*** Block opens ***

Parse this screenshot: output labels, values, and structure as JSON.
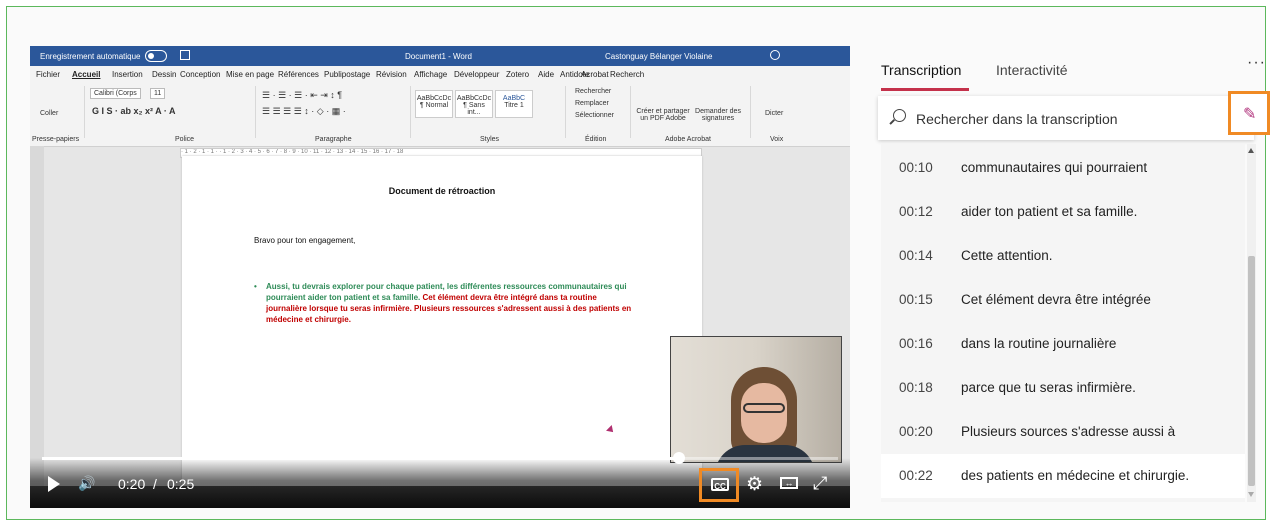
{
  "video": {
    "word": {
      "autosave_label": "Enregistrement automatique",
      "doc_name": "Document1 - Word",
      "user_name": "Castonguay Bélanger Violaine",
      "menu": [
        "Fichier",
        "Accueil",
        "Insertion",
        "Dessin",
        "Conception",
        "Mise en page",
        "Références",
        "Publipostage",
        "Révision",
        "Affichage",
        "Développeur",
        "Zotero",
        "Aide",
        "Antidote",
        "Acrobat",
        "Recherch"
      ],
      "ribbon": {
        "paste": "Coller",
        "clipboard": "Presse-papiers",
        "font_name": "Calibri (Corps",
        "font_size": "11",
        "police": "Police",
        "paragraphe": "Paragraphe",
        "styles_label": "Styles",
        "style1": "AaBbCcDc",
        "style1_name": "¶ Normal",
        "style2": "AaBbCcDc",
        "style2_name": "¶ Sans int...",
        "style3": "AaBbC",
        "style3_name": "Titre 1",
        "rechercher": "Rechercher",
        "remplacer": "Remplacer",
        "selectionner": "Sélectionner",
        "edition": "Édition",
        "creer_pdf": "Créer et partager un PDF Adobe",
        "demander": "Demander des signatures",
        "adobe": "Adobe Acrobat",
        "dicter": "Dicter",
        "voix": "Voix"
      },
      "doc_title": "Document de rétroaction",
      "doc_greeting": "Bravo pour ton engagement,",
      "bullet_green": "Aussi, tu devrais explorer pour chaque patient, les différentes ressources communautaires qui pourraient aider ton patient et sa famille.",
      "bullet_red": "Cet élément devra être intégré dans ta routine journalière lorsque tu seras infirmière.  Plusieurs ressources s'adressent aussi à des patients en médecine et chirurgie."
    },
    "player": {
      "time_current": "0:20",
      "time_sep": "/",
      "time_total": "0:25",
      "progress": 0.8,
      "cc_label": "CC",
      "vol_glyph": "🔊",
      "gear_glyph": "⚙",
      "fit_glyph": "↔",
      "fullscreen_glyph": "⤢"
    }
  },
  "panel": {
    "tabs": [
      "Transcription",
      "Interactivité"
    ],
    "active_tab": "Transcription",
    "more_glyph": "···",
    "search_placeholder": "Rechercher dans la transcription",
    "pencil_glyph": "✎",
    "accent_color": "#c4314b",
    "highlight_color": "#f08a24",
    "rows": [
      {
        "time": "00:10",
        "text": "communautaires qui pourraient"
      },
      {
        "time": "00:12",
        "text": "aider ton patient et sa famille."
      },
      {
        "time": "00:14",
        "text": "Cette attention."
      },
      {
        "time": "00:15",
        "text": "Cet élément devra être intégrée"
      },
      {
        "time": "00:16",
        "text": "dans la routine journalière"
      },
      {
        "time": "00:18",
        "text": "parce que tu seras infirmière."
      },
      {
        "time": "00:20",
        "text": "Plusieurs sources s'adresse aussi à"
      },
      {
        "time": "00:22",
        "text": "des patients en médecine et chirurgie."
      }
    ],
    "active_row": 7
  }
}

*** Block closes ***

_REQUIRED ACTION_.
What you output must match the data exactly, apart from the pictures, which are left out.

_REPLY TO THE TASK_.
Parse this screenshot: output labels, values, and structure as JSON.
{
  "video": {
    "word": {
      "autosave_label": "Enregistrement automatique",
      "doc_name": "Document1 - Word",
      "user_name": "Castonguay Bélanger Violaine",
      "menu": [
        "Fichier",
        "Accueil",
        "Insertion",
        "Dessin",
        "Conception",
        "Mise en page",
        "Références",
        "Publipostage",
        "Révision",
        "Affichage",
        "Développeur",
        "Zotero",
        "Aide",
        "Antidote",
        "Acrobat",
        "Recherch"
      ],
      "ribbon": {
        "paste": "Coller",
        "clipboard": "Presse-papiers",
        "font_name": "Calibri (Corps",
        "font_size": "11",
        "police": "Police",
        "paragraphe": "Paragraphe",
        "styles_label": "Styles",
        "style1": "AaBbCcDc",
        "style1_name": "¶ Normal",
        "style2": "AaBbCcDc",
        "style2_name": "¶ Sans int...",
        "style3": "AaBbC",
        "style3_name": "Titre 1",
        "rechercher": "Rechercher",
        "remplacer": "Remplacer",
        "selectionner": "Sélectionner",
        "edition": "Édition",
        "creer_pdf": "Créer et partager un PDF Adobe",
        "demander": "Demander des signatures",
        "adobe": "Adobe Acrobat",
        "dicter": "Dicter",
        "voix": "Voix"
      },
      "doc_title": "Document de rétroaction",
      "doc_greeting": "Bravo pour ton engagement,",
      "bullet_green": "Aussi, tu devrais explorer pour chaque patient, les différentes ressources communautaires qui pourraient aider ton patient et sa famille.",
      "bullet_red": "Cet élément devra être intégré dans ta routine journalière lorsque tu seras infirmière.  Plusieurs ressources s'adressent aussi à des patients en médecine et chirurgie."
    },
    "player": {
      "time_current": "0:20",
      "time_sep": "/",
      "time_total": "0:25",
      "progress": 0.8,
      "cc_label": "CC",
      "vol_glyph": "🔊",
      "gear_glyph": "⚙",
      "fit_glyph": "↔",
      "fullscreen_glyph": "⤢"
    }
  },
  "panel": {
    "tabs": [
      "Transcription",
      "Interactivité"
    ],
    "active_tab": "Transcription",
    "more_glyph": "···",
    "search_placeholder": "Rechercher dans la transcription",
    "pencil_glyph": "✎",
    "accent_color": "#c4314b",
    "highlight_color": "#f08a24",
    "rows": [
      {
        "time": "00:10",
        "text": "communautaires qui pourraient"
      },
      {
        "time": "00:12",
        "text": "aider ton patient et sa famille."
      },
      {
        "time": "00:14",
        "text": "Cette attention."
      },
      {
        "time": "00:15",
        "text": "Cet élément devra être intégrée"
      },
      {
        "time": "00:16",
        "text": "dans la routine journalière"
      },
      {
        "time": "00:18",
        "text": "parce que tu seras infirmière."
      },
      {
        "time": "00:20",
        "text": "Plusieurs sources s'adresse aussi à"
      },
      {
        "time": "00:22",
        "text": "des patients en médecine et chirurgie."
      }
    ],
    "active_row": 7
  }
}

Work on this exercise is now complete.